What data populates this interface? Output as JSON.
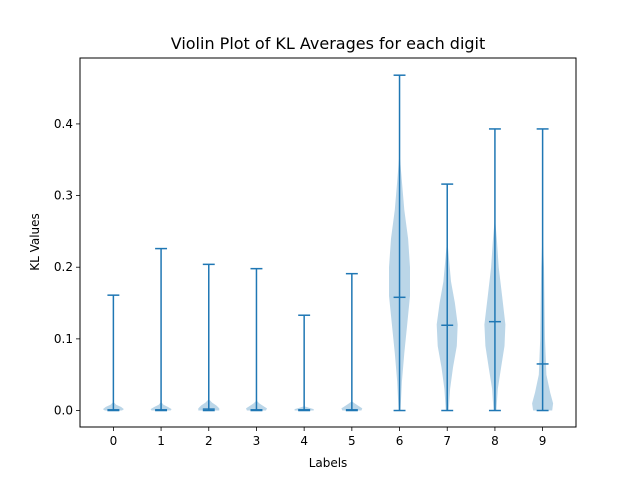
{
  "chart_data": {
    "type": "violin",
    "title": "Violin Plot of KL Averages for each digit",
    "xlabel": "Labels",
    "ylabel": "KL Values",
    "categories": [
      "0",
      "1",
      "2",
      "3",
      "4",
      "5",
      "6",
      "7",
      "8",
      "9"
    ],
    "ylim": [
      -0.023,
      0.492
    ],
    "yticks": [
      0.0,
      0.1,
      0.2,
      0.3,
      0.4
    ],
    "ytick_labels": [
      "0.0",
      "0.1",
      "0.2",
      "0.3",
      "0.4"
    ],
    "grid": false,
    "colors": {
      "body": "#1f77b4",
      "line": "#1f77b4"
    },
    "violins": [
      {
        "label": "0",
        "min": 0.0,
        "median": 0.001,
        "max": 0.161,
        "density": [
          [
            0.0,
            0.18
          ],
          [
            0.002,
            0.22
          ],
          [
            0.005,
            0.16
          ],
          [
            0.008,
            0.06
          ],
          [
            0.012,
            0.0
          ]
        ]
      },
      {
        "label": "1",
        "min": 0.0,
        "median": 0.001,
        "max": 0.226,
        "density": [
          [
            0.0,
            0.2
          ],
          [
            0.002,
            0.22
          ],
          [
            0.005,
            0.14
          ],
          [
            0.008,
            0.05
          ],
          [
            0.012,
            0.0
          ]
        ]
      },
      {
        "label": "2",
        "min": 0.0,
        "median": 0.002,
        "max": 0.204,
        "density": [
          [
            0.0,
            0.22
          ],
          [
            0.003,
            0.22
          ],
          [
            0.007,
            0.16
          ],
          [
            0.011,
            0.07
          ],
          [
            0.016,
            0.0
          ]
        ]
      },
      {
        "label": "3",
        "min": 0.0,
        "median": 0.001,
        "max": 0.198,
        "density": [
          [
            0.0,
            0.2
          ],
          [
            0.003,
            0.22
          ],
          [
            0.006,
            0.15
          ],
          [
            0.01,
            0.06
          ],
          [
            0.014,
            0.0
          ]
        ]
      },
      {
        "label": "4",
        "min": 0.0,
        "median": 0.001,
        "max": 0.133,
        "density": [
          [
            0.0,
            0.2
          ],
          [
            0.002,
            0.2
          ],
          [
            0.004,
            0.1
          ],
          [
            0.006,
            0.0
          ]
        ]
      },
      {
        "label": "5",
        "min": 0.0,
        "median": 0.001,
        "max": 0.191,
        "density": [
          [
            0.0,
            0.2
          ],
          [
            0.003,
            0.22
          ],
          [
            0.006,
            0.15
          ],
          [
            0.01,
            0.06
          ],
          [
            0.013,
            0.0
          ]
        ]
      },
      {
        "label": "6",
        "min": 0.0,
        "median": 0.158,
        "max": 0.468,
        "density": [
          [
            0.0,
            0.02
          ],
          [
            0.04,
            0.05
          ],
          [
            0.08,
            0.1
          ],
          [
            0.12,
            0.16
          ],
          [
            0.16,
            0.22
          ],
          [
            0.2,
            0.22
          ],
          [
            0.24,
            0.18
          ],
          [
            0.28,
            0.1
          ],
          [
            0.32,
            0.05
          ],
          [
            0.36,
            0.0
          ]
        ]
      },
      {
        "label": "7",
        "min": 0.0,
        "median": 0.119,
        "max": 0.316,
        "density": [
          [
            0.0,
            0.03
          ],
          [
            0.03,
            0.06
          ],
          [
            0.06,
            0.12
          ],
          [
            0.09,
            0.2
          ],
          [
            0.12,
            0.22
          ],
          [
            0.15,
            0.16
          ],
          [
            0.18,
            0.08
          ],
          [
            0.21,
            0.04
          ],
          [
            0.24,
            0.0
          ]
        ]
      },
      {
        "label": "8",
        "min": 0.0,
        "median": 0.124,
        "max": 0.393,
        "density": [
          [
            0.0,
            0.03
          ],
          [
            0.03,
            0.06
          ],
          [
            0.06,
            0.13
          ],
          [
            0.09,
            0.2
          ],
          [
            0.12,
            0.22
          ],
          [
            0.16,
            0.15
          ],
          [
            0.2,
            0.08
          ],
          [
            0.24,
            0.04
          ],
          [
            0.27,
            0.0
          ]
        ]
      },
      {
        "label": "9",
        "min": 0.0,
        "median": 0.065,
        "max": 0.393,
        "density": [
          [
            0.0,
            0.2
          ],
          [
            0.01,
            0.22
          ],
          [
            0.025,
            0.16
          ],
          [
            0.05,
            0.08
          ],
          [
            0.1,
            0.05
          ],
          [
            0.15,
            0.04
          ],
          [
            0.2,
            0.03
          ],
          [
            0.25,
            0.0
          ]
        ]
      }
    ]
  }
}
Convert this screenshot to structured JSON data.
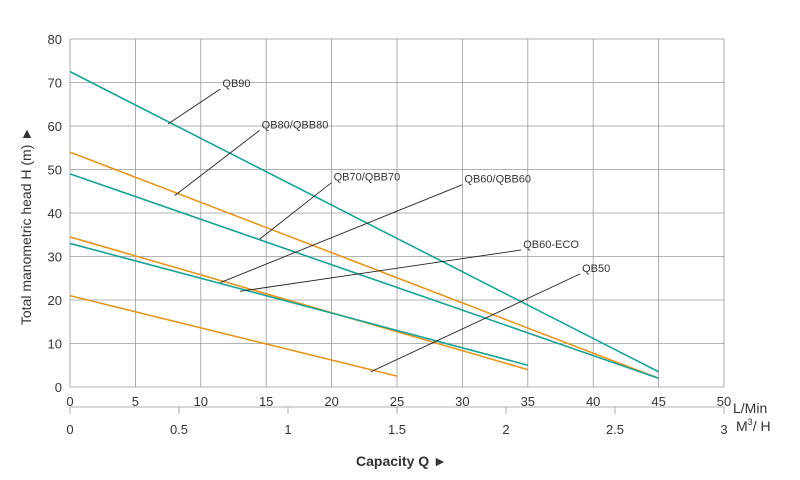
{
  "chart_data": {
    "type": "line",
    "title": "",
    "xlabel": "Capacity  Q  ►",
    "ylabel": "Total manometric head H (m)  ►",
    "x_unit_primary": "L/Min",
    "x_unit_secondary_html": "M³/ H",
    "x_unit_secondary_base": "M",
    "x_unit_secondary_sup": "3",
    "x_unit_secondary_rest": "/ H",
    "xlim": [
      0,
      50
    ],
    "ylim": [
      0,
      80
    ],
    "x_ticks": [
      "0",
      "5",
      "10",
      "15",
      "20",
      "25",
      "30",
      "35",
      "40",
      "45",
      "50"
    ],
    "x2_ticks": [
      "0",
      "0.5",
      "1",
      "1.5",
      "2",
      "2.5",
      "3"
    ],
    "y_ticks": [
      "0",
      "10",
      "20",
      "30",
      "40",
      "50",
      "60",
      "70",
      "80"
    ],
    "grid": true,
    "colors": {
      "teal": "#1aa296",
      "orange": "#e3961e",
      "grid": "#999999",
      "text": "#333333"
    },
    "series": [
      {
        "name": "QB90",
        "color": "#1aa296",
        "x": [
          0,
          45
        ],
        "y": [
          72.5,
          3.5
        ]
      },
      {
        "name": "QB80/QBB80",
        "color": "#e3961e",
        "x": [
          0,
          45
        ],
        "y": [
          54,
          2
        ]
      },
      {
        "name": "QB70/QBB70",
        "color": "#1aa296",
        "x": [
          0,
          45
        ],
        "y": [
          49,
          2
        ]
      },
      {
        "name": "QB60/QBB60",
        "color": "#e3961e",
        "x": [
          0,
          35
        ],
        "y": [
          34.5,
          4
        ]
      },
      {
        "name": "QB60-ECO",
        "color": "#1aa296",
        "x": [
          0,
          35
        ],
        "y": [
          33,
          5
        ]
      },
      {
        "name": "QB50",
        "color": "#e3961e",
        "x": [
          0,
          25
        ],
        "y": [
          21,
          2.5
        ]
      }
    ],
    "annotations": [
      {
        "text": "QB90",
        "label_at": [
          11.5,
          68.5
        ],
        "point_at": [
          7.5,
          60.5
        ]
      },
      {
        "text": "QB80/QBB80",
        "label_at": [
          14.5,
          59
        ],
        "point_at": [
          8,
          44
        ]
      },
      {
        "text": "QB70/QBB70",
        "label_at": [
          20,
          47
        ],
        "point_at": [
          14.5,
          34
        ]
      },
      {
        "text": "QB60/QBB60",
        "label_at": [
          30,
          46.5
        ],
        "point_at": [
          11.5,
          24
        ]
      },
      {
        "text": "QB60-ECO",
        "label_at": [
          34.5,
          31.5
        ],
        "point_at": [
          13,
          22
        ]
      },
      {
        "text": "QB50",
        "label_at": [
          39,
          26
        ],
        "point_at": [
          23,
          3.5
        ]
      }
    ]
  }
}
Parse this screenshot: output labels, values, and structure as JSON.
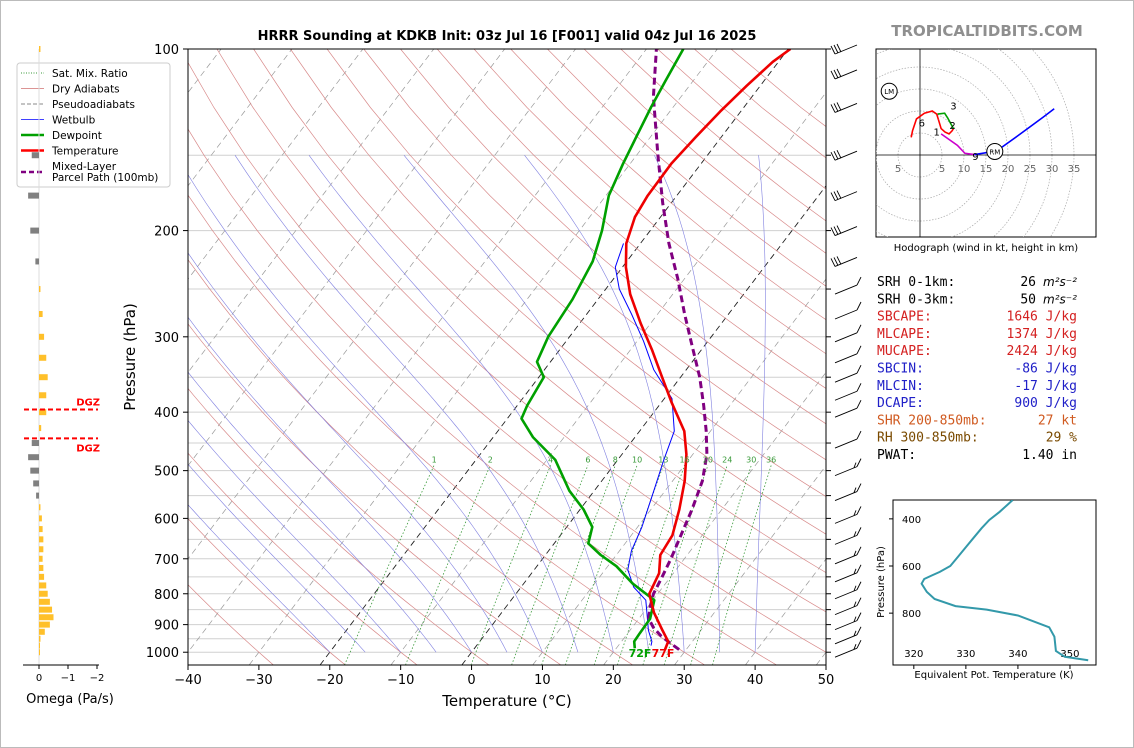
{
  "site": {
    "watermark": "TROPICALTIDBITS.COM"
  },
  "chart_data": [
    {
      "type": "line",
      "name_key": "skewt",
      "title": "HRRR Sounding at KDKB Init: 03z Jul 16 [F001] valid 04z Jul 16 2025",
      "xlabel": "Temperature (°C)",
      "ylabel": "Pressure (hPa)",
      "xlim": [
        -40,
        50
      ],
      "ylim": [
        1050,
        100
      ],
      "y_scale": "log",
      "x_ticks": [
        "−40",
        "−30",
        "−20",
        "−10",
        "0",
        "10",
        "20",
        "30",
        "40",
        "50"
      ],
      "x_tick_values": [
        -40,
        -30,
        -20,
        -10,
        0,
        10,
        20,
        30,
        40,
        50
      ],
      "y_ticks": [
        "100",
        "200",
        "300",
        "400",
        "500",
        "600",
        "700",
        "800",
        "900",
        "1000"
      ],
      "y_tick_values": [
        100,
        200,
        300,
        400,
        500,
        600,
        700,
        800,
        900,
        1000
      ],
      "mixing_ratio_labels": [
        "1",
        "2",
        "4",
        "6",
        "8",
        "10",
        "13",
        "16",
        "20",
        "24",
        "30",
        "36"
      ],
      "mixing_ratio_values": [
        1,
        2,
        4,
        6,
        8,
        10,
        13,
        16,
        20,
        24,
        30,
        36
      ],
      "legend": [
        {
          "label": "Sat. Mix. Ratio",
          "color": "#3a9a3a",
          "style": "dotted"
        },
        {
          "label": "Dry Adiabats",
          "color": "#d07070",
          "style": "solid-thin"
        },
        {
          "label": "Pseudoadiabats",
          "color": "#888888",
          "style": "dashed"
        },
        {
          "label": "Wetbulb",
          "color": "#0000ff",
          "style": "solid-thin"
        },
        {
          "label": "Dewpoint",
          "color": "#00a000",
          "style": "solid"
        },
        {
          "label": "Temperature",
          "color": "#ff0000",
          "style": "solid"
        },
        {
          "label": "Mixed-Layer\nParcel Path (100mb)",
          "color": "#800080",
          "style": "dashed-thick"
        }
      ],
      "series": [
        {
          "name": "Temperature",
          "color": "#ee0000",
          "points": [
            [
              27,
              990
            ],
            [
              26.6,
              960
            ],
            [
              24.6,
              920
            ],
            [
              21.5,
              860
            ],
            [
              18.8,
              800
            ],
            [
              18,
              740
            ],
            [
              16.2,
              690
            ],
            [
              15.8,
              640
            ],
            [
              14,
              580
            ],
            [
              11.7,
              520
            ],
            [
              9.1,
              470
            ],
            [
              6.3,
              430
            ],
            [
              1.4,
              385
            ],
            [
              -2.6,
              350
            ],
            [
              -7,
              315
            ],
            [
              -11.4,
              285
            ],
            [
              -16,
              255
            ],
            [
              -19.5,
              230
            ],
            [
              -22,
              210
            ],
            [
              -23.6,
              190
            ],
            [
              -24.1,
              175
            ],
            [
              -24.2,
              155
            ],
            [
              -23.6,
              140
            ],
            [
              -22.9,
              127
            ],
            [
              -21.9,
              115
            ],
            [
              -20.8,
              105
            ],
            [
              -19.7,
              100
            ]
          ]
        },
        {
          "name": "Dewpoint",
          "color": "#00a000",
          "points": [
            [
              22.6,
              985
            ],
            [
              21.8,
              960
            ],
            [
              21.7,
              930
            ],
            [
              21.6,
              880
            ],
            [
              20.2,
              820
            ],
            [
              15.4,
              770
            ],
            [
              11.2,
              720
            ],
            [
              7.8,
              690
            ],
            [
              4.8,
              660
            ],
            [
              3.6,
              620
            ],
            [
              0.5,
              580
            ],
            [
              -3.5,
              540
            ],
            [
              -8.8,
              480
            ],
            [
              -14.4,
              440
            ],
            [
              -18,
              410
            ],
            [
              -18.6,
              390
            ],
            [
              -19.3,
              350
            ],
            [
              -21.9,
              330
            ],
            [
              -23,
              300
            ],
            [
              -23.6,
              260
            ],
            [
              -24.8,
              225
            ],
            [
              -26.8,
              200
            ],
            [
              -29.6,
              175
            ],
            [
              -31,
              155
            ],
            [
              -32,
              140
            ],
            [
              -33.1,
              125
            ],
            [
              -33.9,
              113
            ],
            [
              -34.8,
              100
            ]
          ]
        },
        {
          "name": "Wetbulb",
          "color": "#0000ff",
          "points": [
            [
              24.6,
              975
            ],
            [
              24.3,
              960
            ],
            [
              22.6,
              920
            ],
            [
              20.5,
              860
            ],
            [
              19,
              820
            ],
            [
              15.9,
              780
            ],
            [
              13.2,
              730
            ],
            [
              11.7,
              680
            ],
            [
              10.6,
              620
            ],
            [
              8.4,
              540
            ],
            [
              6.5,
              480
            ],
            [
              4.9,
              430
            ],
            [
              1.1,
              380
            ],
            [
              -4.6,
              340
            ],
            [
              -9.1,
              305
            ],
            [
              -13.7,
              275
            ],
            [
              -18.1,
              250
            ],
            [
              -21,
              230
            ],
            [
              -22.4,
              210
            ]
          ]
        },
        {
          "name": "Parcel Path",
          "color": "#800080",
          "points": [
            [
              29,
              990
            ],
            [
              27,
              965
            ],
            [
              25,
              940
            ],
            [
              23,
              910
            ],
            [
              21.4,
              880
            ],
            [
              20.3,
              840
            ],
            [
              19.4,
              800
            ],
            [
              18.8,
              750
            ],
            [
              18.1,
              700
            ],
            [
              17,
              640
            ],
            [
              15.8,
              580
            ],
            [
              14.2,
              520
            ],
            [
              12,
              470
            ],
            [
              9.4,
              430
            ],
            [
              6.3,
              390
            ],
            [
              2.7,
              350
            ],
            [
              -1.8,
              310
            ],
            [
              -6.2,
              275
            ],
            [
              -11,
              240
            ],
            [
              -16,
              210
            ],
            [
              -21.2,
              180
            ],
            [
              -27,
              150
            ],
            [
              -33.9,
              120
            ],
            [
              -38.6,
              100
            ]
          ]
        }
      ],
      "wind_barb_pressures": [
        100,
        110,
        125,
        150,
        175,
        200,
        225,
        250,
        275,
        300,
        325,
        350,
        375,
        400,
        450,
        500,
        550,
        600,
        650,
        700,
        750,
        800,
        850,
        900,
        950,
        1000
      ],
      "dgz_levels": [
        396,
        442
      ],
      "surface_labels": {
        "dewpoint": "72F",
        "temperature": "77F"
      }
    },
    {
      "type": "bar",
      "name_key": "omega",
      "xlabel": "Omega (Pa/s)",
      "x_ticks": [
        "0",
        "−1",
        "−2"
      ],
      "x_tick_values": [
        0,
        -1,
        -2
      ],
      "dgz_label": "DGZ",
      "bars": [
        [
          100,
          0.02
        ],
        [
          150,
          -0.1
        ],
        [
          175,
          -0.15
        ],
        [
          200,
          -0.12
        ],
        [
          225,
          -0.05
        ],
        [
          250,
          0.02
        ],
        [
          275,
          0.05
        ],
        [
          300,
          0.07
        ],
        [
          325,
          0.1
        ],
        [
          350,
          0.12
        ],
        [
          375,
          0.1
        ],
        [
          400,
          0.1
        ],
        [
          425,
          0.03
        ],
        [
          450,
          -0.1
        ],
        [
          475,
          -0.15
        ],
        [
          500,
          -0.12
        ],
        [
          525,
          -0.08
        ],
        [
          550,
          -0.04
        ],
        [
          575,
          0.02
        ],
        [
          600,
          0.04
        ],
        [
          625,
          0.05
        ],
        [
          650,
          0.06
        ],
        [
          675,
          0.06
        ],
        [
          700,
          0.05
        ],
        [
          725,
          0.06
        ],
        [
          750,
          0.07
        ],
        [
          775,
          0.1
        ],
        [
          800,
          0.12
        ],
        [
          825,
          0.15
        ],
        [
          850,
          0.18
        ],
        [
          875,
          0.2
        ],
        [
          900,
          0.15
        ],
        [
          925,
          0.08
        ],
        [
          950,
          0.02
        ],
        [
          975,
          0.01
        ],
        [
          1000,
          0
        ]
      ]
    },
    {
      "type": "line",
      "name_key": "hodograph",
      "xlabel": "Hodograph (wind in kt, height in km)",
      "rings": [
        5,
        10,
        15,
        20,
        25,
        30,
        35
      ],
      "ring_labels": [
        "5",
        "5",
        "10",
        "15",
        "20",
        "25",
        "30",
        "35"
      ],
      "ring_label_values": [
        -5,
        5,
        10,
        15,
        20,
        25,
        30,
        35
      ],
      "lm_label": "LM",
      "rm_label": "RM",
      "height_labels": [
        "1",
        "2",
        "3",
        "6",
        "9"
      ],
      "segments": [
        {
          "name": "0-3km",
          "color": "#ff0000",
          "points": [
            [
              -2,
              4
            ],
            [
              -1.7,
              5.5
            ],
            [
              -0.8,
              8.2
            ],
            [
              1,
              9.5
            ],
            [
              2.8,
              10
            ],
            [
              3.8,
              9.3
            ],
            [
              4.2,
              8
            ]
          ]
        },
        {
          "name": "1-2km",
          "color": "#ff0000",
          "points": [
            [
              4.2,
              8
            ],
            [
              4.8,
              6
            ],
            [
              5.7,
              5.2
            ],
            [
              6.6,
              4.8
            ],
            [
              7.3,
              5.5
            ],
            [
              7.6,
              6
            ]
          ]
        },
        {
          "name": "3-6km",
          "color": "#00a000",
          "points": [
            [
              7.6,
              6
            ],
            [
              6.3,
              8.4
            ],
            [
              5.6,
              9.5
            ],
            [
              4,
              9.3
            ]
          ]
        },
        {
          "name": "6-9km",
          "color": "#cc00cc",
          "points": [
            [
              4.8,
              4.8
            ],
            [
              8.5,
              2.2
            ],
            [
              10.2,
              0.4
            ],
            [
              12.4,
              0.1
            ]
          ]
        },
        {
          "name": "upper",
          "color": "#0000ff",
          "points": [
            [
              12.4,
              0.1
            ],
            [
              17.4,
              0.9
            ],
            [
              22,
              4.2
            ],
            [
              28,
              8.6
            ],
            [
              30.5,
              10.5
            ]
          ]
        }
      ],
      "point_labels": [
        {
          "text": "1",
          "u": 3.8,
          "v": 5.3
        },
        {
          "text": "2",
          "u": 7.4,
          "v": 6.8
        },
        {
          "text": "3",
          "u": 7.6,
          "v": 11.2
        },
        {
          "text": "6",
          "u": 0.4,
          "v": 7.4
        },
        {
          "text": "9",
          "u": 12.6,
          "v": -0.2
        }
      ],
      "lm_point": [
        -7,
        14.5
      ],
      "rm_point": [
        17,
        0.8
      ]
    },
    {
      "type": "line",
      "name_key": "thetae",
      "xlabel": "Equivalent Pot. Temperature (K)",
      "ylabel": "Pressure (hPa)",
      "xlim": [
        316,
        355
      ],
      "ylim": [
        1020,
        320
      ],
      "x_ticks": [
        "320",
        "330",
        "340",
        "350"
      ],
      "x_tick_values": [
        320,
        330,
        340,
        350
      ],
      "y_ticks": [
        "400",
        "600",
        "800"
      ],
      "y_tick_values": [
        400,
        600,
        800
      ],
      "points": [
        [
          353.5,
          1000
        ],
        [
          349,
          985
        ],
        [
          347.3,
          960
        ],
        [
          347,
          900
        ],
        [
          346,
          860
        ],
        [
          340,
          810
        ],
        [
          334,
          785
        ],
        [
          328,
          770
        ],
        [
          324,
          740
        ],
        [
          322.5,
          710
        ],
        [
          321.5,
          675
        ],
        [
          322,
          655
        ],
        [
          323.5,
          640
        ],
        [
          325,
          625
        ],
        [
          327,
          600
        ],
        [
          328.5,
          560
        ],
        [
          330,
          520
        ],
        [
          331.5,
          480
        ],
        [
          333,
          440
        ],
        [
          334.5,
          405
        ],
        [
          336.5,
          370
        ],
        [
          338,
          340
        ],
        [
          339,
          320
        ]
      ]
    }
  ],
  "indices": {
    "srh1": {
      "label": "SRH 0-1km:",
      "value": "26"
    },
    "srh3": {
      "label": "SRH 0-3km:",
      "value": "50"
    },
    "srh_unit": "m²s⁻²",
    "sbcape": {
      "label": "SBCAPE:",
      "value": "1646 J/kg"
    },
    "mlcape": {
      "label": "MLCAPE:",
      "value": "1374 J/kg"
    },
    "mucape": {
      "label": "MUCAPE:",
      "value": "2424 J/kg"
    },
    "sbcin": {
      "label": "SBCIN:",
      "value": "-86 J/kg"
    },
    "mlcin": {
      "label": "MLCIN:",
      "value": "-17 J/kg"
    },
    "dcape": {
      "label": "DCAPE:",
      "value": "900 J/kg"
    },
    "shr": {
      "label": "SHR 200-850mb:",
      "value": "27 kt"
    },
    "rh": {
      "label": "RH 300-850mb:",
      "value": "29 %"
    },
    "pwat": {
      "label": "PWAT:",
      "value": "1.40 in"
    },
    "colors": {
      "srh": "#000000",
      "cape": "#d42020",
      "cin": "#2020c8",
      "shr": "#d05a20",
      "rh": "#7a4a00",
      "pwat": "#000000"
    }
  }
}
──────
*TO DO*: Where does the word "ylabel" appear in the listing? List each line that holds it.

*ANSWER IN FULL*:
    "ylabel": "KL Values",
    "ylabel": "Total manometric head H (m)  ►",
      "ylabel": "Pressure (hPa)",
      "ylabel": "Pressure (hPa)",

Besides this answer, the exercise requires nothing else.